Task requirements —
1 - For each statement about the passage on social choice theory below, answer yes or no according to whether the passage agrees, and quote the deciding words. (a) Social choice theory is described as methodologically individualistic. (b) The Journal of Economic Literature classification codes place Social Choice under Macroeconomics. (c) Ramon Llull's publication is dated 1299.
2 - According to the passage on social choice theory below, under which JEL code are most Public Choice subcategories placed?

Excerpt provided —
Social choice blends elements of welfare economics and public choice theory. It is methodologically individualistic, in that it aggregates preferences and behaviors of individual members of society. Using elements of formal logic for generality, analysis proceeds from a set of seemingly reasonable axioms of social choice to form a social welfare function (or constitution). [3] Results uncovered the logical incompatibility of various axioms, as in Arrow's theorem, revealing an aggregation problem and suggesting reformulation or theoretical triage in dropping some axiom(s). [1]

## Overlap with public choice theory

"Public choice" and "social choice" are heavily overlapping fields of endeavor.

Social choice and public choice theory may overlap but are disjoint if narrowly construed. The Journal of Economic Literature classification codes place Social Choice under Microeconomics at JEL D71 (with Clubs, Committees, and Associations) whereas most Public Choice subcategories are in JEL D72 (Economic Models of Political Processes: Rent-Seeking, Elections, Legislatures, and Voting Behavior).

Social choice theory (and public choice theory) dates from Condorcet's formulation of the voting paradox, though it arguably goes back further to Ramon Llull's 1299 publication.

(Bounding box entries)
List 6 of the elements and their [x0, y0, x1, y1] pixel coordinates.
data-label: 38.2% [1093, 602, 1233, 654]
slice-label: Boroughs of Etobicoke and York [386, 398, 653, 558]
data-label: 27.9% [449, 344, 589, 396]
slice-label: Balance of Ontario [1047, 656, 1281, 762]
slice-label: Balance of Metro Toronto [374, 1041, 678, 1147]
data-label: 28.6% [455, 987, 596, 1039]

Correct answers —
1 -
(a) Yes: "It is methodologically individualistic, in that it aggregates preferences and behaviors of individual members of society."
(b) No: "The Journal of Economic Literature classification codes place Social Choice under Microeconomics at JEL D71"
(c) Yes: "Ramon Llull's 1299 publication"

2 - JEL D72 (Economic Models of Political Processes: Rent-Seeking, Elections, Legislatures, and Voting Behavior).